[Set problem]
Will you print the material below without altering a single character?
---------- Records to process
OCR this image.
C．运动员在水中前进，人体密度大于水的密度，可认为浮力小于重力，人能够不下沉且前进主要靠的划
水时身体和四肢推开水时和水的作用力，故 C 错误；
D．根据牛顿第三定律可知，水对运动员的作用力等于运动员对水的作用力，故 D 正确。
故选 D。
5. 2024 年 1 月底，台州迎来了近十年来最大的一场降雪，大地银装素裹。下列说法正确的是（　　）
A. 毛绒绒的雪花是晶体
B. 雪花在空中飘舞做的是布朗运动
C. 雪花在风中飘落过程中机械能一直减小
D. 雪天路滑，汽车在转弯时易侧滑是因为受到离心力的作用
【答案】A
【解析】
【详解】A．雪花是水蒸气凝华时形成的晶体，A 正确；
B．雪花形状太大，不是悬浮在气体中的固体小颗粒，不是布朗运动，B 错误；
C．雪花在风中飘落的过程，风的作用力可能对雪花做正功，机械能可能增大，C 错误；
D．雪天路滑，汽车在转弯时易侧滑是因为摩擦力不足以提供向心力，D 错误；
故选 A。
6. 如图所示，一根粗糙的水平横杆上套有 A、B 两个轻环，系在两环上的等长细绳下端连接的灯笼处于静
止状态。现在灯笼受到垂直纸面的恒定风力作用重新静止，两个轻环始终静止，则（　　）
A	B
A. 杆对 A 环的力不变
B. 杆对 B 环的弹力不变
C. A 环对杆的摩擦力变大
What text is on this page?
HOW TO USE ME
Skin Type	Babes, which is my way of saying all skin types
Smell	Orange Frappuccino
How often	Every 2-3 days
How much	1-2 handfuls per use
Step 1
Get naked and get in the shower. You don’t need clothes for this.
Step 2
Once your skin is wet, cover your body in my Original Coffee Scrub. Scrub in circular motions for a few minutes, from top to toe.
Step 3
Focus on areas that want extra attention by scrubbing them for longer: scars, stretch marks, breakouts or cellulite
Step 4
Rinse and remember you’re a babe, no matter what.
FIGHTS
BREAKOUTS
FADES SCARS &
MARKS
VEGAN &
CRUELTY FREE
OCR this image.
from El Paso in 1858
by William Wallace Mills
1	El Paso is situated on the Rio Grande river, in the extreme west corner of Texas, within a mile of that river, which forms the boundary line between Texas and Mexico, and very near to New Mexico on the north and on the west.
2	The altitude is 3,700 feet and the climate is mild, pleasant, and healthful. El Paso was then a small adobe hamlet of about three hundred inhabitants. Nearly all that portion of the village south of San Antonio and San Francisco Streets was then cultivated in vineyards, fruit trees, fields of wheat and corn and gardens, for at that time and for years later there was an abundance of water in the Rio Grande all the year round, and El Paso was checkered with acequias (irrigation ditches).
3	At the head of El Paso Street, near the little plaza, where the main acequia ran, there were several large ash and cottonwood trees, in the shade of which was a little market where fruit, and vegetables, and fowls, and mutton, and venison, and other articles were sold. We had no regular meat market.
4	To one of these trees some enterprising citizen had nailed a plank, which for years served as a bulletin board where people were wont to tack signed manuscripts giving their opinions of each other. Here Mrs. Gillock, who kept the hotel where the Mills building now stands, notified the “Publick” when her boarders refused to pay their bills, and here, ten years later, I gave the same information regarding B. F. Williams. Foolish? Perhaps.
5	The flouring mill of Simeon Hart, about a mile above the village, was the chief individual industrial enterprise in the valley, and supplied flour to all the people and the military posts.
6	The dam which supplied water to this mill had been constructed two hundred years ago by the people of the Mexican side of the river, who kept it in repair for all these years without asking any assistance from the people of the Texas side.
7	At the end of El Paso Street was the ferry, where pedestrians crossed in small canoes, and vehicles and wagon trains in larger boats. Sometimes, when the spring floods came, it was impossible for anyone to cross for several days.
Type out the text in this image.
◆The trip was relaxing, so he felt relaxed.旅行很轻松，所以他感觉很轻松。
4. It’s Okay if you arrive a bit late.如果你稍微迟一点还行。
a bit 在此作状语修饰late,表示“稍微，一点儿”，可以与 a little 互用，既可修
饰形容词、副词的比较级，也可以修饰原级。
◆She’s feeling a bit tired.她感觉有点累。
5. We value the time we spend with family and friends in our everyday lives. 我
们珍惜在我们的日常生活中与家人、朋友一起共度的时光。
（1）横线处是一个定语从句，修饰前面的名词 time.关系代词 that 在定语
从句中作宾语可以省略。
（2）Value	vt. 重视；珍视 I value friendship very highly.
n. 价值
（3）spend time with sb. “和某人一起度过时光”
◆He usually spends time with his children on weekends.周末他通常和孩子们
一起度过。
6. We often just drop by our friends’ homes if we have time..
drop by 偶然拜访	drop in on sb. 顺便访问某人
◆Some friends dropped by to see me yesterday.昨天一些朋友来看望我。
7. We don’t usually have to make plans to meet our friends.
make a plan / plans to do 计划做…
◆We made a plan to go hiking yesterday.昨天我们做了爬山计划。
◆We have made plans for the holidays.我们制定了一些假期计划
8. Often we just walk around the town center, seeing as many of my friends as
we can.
--------------------
[Result]
OCR this image.
C．运动员在水中前进，人体密度大于水的密度，可认为浮力小于重力，人能够不下沉且前进主要靠的划
水时身体和四肢推开水时和水的作用力，故 C 错误；
D．根据牛顿第三定律可知，水对运动员的作用力等于运动员对水的作用力，故 D 正确。
故选 D。
5. 2024 年 1 月底，台州迎来了近十年来最大的一场降雪，大地银装素裹。下列说法正确的是（　　）
A. 毛绒绒的雪花是晶体
B. 雪花在空中飘舞做的是布朗运动
C. 雪花在风中飘落过程中机械能一直减小
D. 雪天路滑，汽车在转弯时易侧滑是因为受到离心力的作用
【答案】A
【解析】
【详解】A．雪花是水蒸气凝华时形成的晶体，A 正确；
B．雪花形状太大，不是悬浮在气体中的固体小颗粒，不是布朗运动，B 错误；
C．雪花在风中飘落的过程，风的作用力可能对雪花做正功，机械能可能增大，C 错误；
D．雪天路滑，汽车在转弯时易侧滑是因为摩擦力不足以提供向心力，D 错误；
故选 A。
6. 如图所示，一根粗糙的水平横杆上套有 A、B 两个轻环，系在两环上的等长细绳下端连接的灯笼处于静
止状态。现在灯笼受到垂直纸面的恒定风力作用重新静止，两个轻环始终静止，则（　　）
A	B
A. 杆对 A 环的力不变
B. 杆对 B 环的弹力不变
C. A 环对杆的摩擦力变大
What text is on this page?
HOW TO USE ME
Skin Type	Babes, which is my way of saying all skin types
Smell	Orange Frappuccino
How often	Every 2-3 days
How much	1-2 handfuls per use
Step 1
Get naked and get in the shower. You don’t need clothes for this.
Step 2
Once your skin is wet, cover your body in my Original Coffee Scrub. Scrub in circular motions for a few minutes, from top to toe.
Step 3
Focus on areas that want extra attention by scrubbing them for longer: scars, stretch marks, breakouts or cellulite
Step 4
Rinse and remember you’re a babe, no matter what.
FIGHTS
BREAKOUTS
FADES SCARS &
MARKS
VEGAN &
CRUELTY FREE
OCR this image.
from El Paso in 1858
by William Wallace Mills
1	El Paso is situated on the Rio Grande river, in the extreme west corner of Texas, within a mile of that river, which forms the boundary line between Texas and Mexico, and very near to New Mexico on the north and on the west.
2	The altitude is 3,700 feet and the climate is mild, pleasant, and healthful. El Paso was then a small adobe hamlet of about three hundred inhabitants. Nearly all that portion of the village south of San Antonio and San Francisco Streets was then cultivated in vineyards, fruit trees, fields of wheat and corn and gardens, for at that time and for years later there was an abundance of water in the Rio Grande all the year round, and El Paso was checkered with acequias (irrigation ditches).
3	At the head of El Paso Street, near the little plaza, where the main acequia ran, there were several large ash and cottonwood trees, in the shade of which was a little market where fruit, and vegetables, and fowls, and mutton, and venison, and other articles were sold. We had no regular meat market.
4	To one of these trees some enterprising citizen had nailed a plank, which for years served as a bulletin board where people were wont to tack signed manuscripts giving their opinions of each other. Here Mrs. Gillock, who kept the hotel where the Mills building now stands, notified the “Publick” when her boarders refused to pay their bills, and here, ten years later, I gave the same information regarding B. F. Williams. Foolish? Perhaps.
5	The flouring mill of Simeon Hart, about a mile above the village, was the chief individual industrial enterprise in the valley, and supplied flour to all the people and the military posts.
6	The dam which supplied water to this mill had been constructed two hundred years ago by the people of the Mexican side of the river, who kept it in repair for all these years without asking any assistance from the people of the Texas side.
7	At the end of El Paso Street was the ferry, where pedestrians crossed in small canoes, and vehicles and wagon trains in larger boats. Sometimes, when the spring floods came, it was impossible for anyone to cross for several days.
Type out the text in this image.
◆The trip was relaxing, so he felt relaxed.旅行很轻松，所以他感觉很轻松。
4. It’s Okay if you arrive a bit late.如果你稍微迟一点还行。
a bit 在此作状语修饰late,表示“稍微，一点儿”，可以与 a little 互用，既可修
饰形容词、副词的比较级，也可以修饰原级。
◆She’s feeling a bit tired.她感觉有点累。
5. We value the time we spend with family and friends in our everyday lives. 我
们珍惜在我们的日常生活中与家人、朋友一起共度的时光。
（1）横线处是一个定语从句，修饰前面的名词 time.关系代词 that 在定语
从句中作宾语可以省略。
（2）Value	vt. 重视；珍视 I value friendship very highly.
n. 价值
（3）spend time with sb. “和某人一起度过时光”
◆He usually spends time with his children on weekends.周末他通常和孩子们
一起度过。
6. We often just drop by our friends’ homes if we have time..
drop by 偶然拜访	drop in on sb. 顺便访问某人
◆Some friends dropped by to see me yesterday.昨天一些朋友来看望我。
7. We don’t usually have to make plans to meet our friends.
make a plan / plans to do 计划做…
◆We made a plan to go hiking yesterday.昨天我们做了爬山计划。
◆We have made plans for the holidays.我们制定了一些假期计划
8. Often we just walk around the town center, seeing as many of my friends as
we can.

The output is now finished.